**Data for this exercise:**
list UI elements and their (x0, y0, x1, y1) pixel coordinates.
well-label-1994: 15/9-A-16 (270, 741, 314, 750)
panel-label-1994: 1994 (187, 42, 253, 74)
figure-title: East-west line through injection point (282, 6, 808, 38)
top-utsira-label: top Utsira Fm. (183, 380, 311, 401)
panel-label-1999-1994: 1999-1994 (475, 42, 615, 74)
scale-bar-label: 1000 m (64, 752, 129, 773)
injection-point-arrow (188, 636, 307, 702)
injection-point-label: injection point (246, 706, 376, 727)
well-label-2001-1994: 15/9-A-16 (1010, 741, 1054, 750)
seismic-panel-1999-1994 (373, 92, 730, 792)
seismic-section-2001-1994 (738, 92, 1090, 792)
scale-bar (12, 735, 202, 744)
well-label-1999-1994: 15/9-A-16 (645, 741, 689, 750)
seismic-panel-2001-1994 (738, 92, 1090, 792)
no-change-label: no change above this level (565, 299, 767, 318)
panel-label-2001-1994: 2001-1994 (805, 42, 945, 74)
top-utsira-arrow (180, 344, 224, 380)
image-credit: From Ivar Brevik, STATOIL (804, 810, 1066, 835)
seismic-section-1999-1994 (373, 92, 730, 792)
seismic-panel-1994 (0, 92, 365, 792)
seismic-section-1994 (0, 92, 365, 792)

**Task description:** Copy all of the data above line for line, with no changes.

**Correct result:**
list UI elements and their (x0, y0, x1, y1) pixel coordinates.
well-label-1994: 15/9-A-16 (270, 741, 314, 750)
panel-label-1994: 1994 (187, 42, 253, 74)
figure-title: East-west line through injection point (282, 6, 808, 38)
top-utsira-label: top Utsira Fm. (183, 380, 311, 401)
panel-label-1999-1994: 1999-1994 (475, 42, 615, 74)
scale-bar-label: 1000 m (64, 752, 129, 773)
injection-point-arrow (188, 636, 307, 702)
injection-point-label: injection point (246, 706, 376, 727)
well-label-2001-1994: 15/9-A-16 (1010, 741, 1054, 750)
seismic-panel-1999-1994 (373, 92, 730, 792)
seismic-section-2001-1994 (738, 92, 1090, 792)
scale-bar (12, 735, 202, 744)
well-label-1999-1994: 15/9-A-16 (645, 741, 689, 750)
seismic-panel-2001-1994 (738, 92, 1090, 792)
no-change-label: no change above this level (565, 299, 767, 318)
panel-label-2001-1994: 2001-1994 (805, 42, 945, 74)
top-utsira-arrow (180, 344, 224, 380)
image-credit: From Ivar Brevik, STATOIL (804, 810, 1066, 835)
seismic-section-1999-1994 (373, 92, 730, 792)
seismic-panel-1994 (0, 92, 365, 792)
seismic-section-1994 (0, 92, 365, 792)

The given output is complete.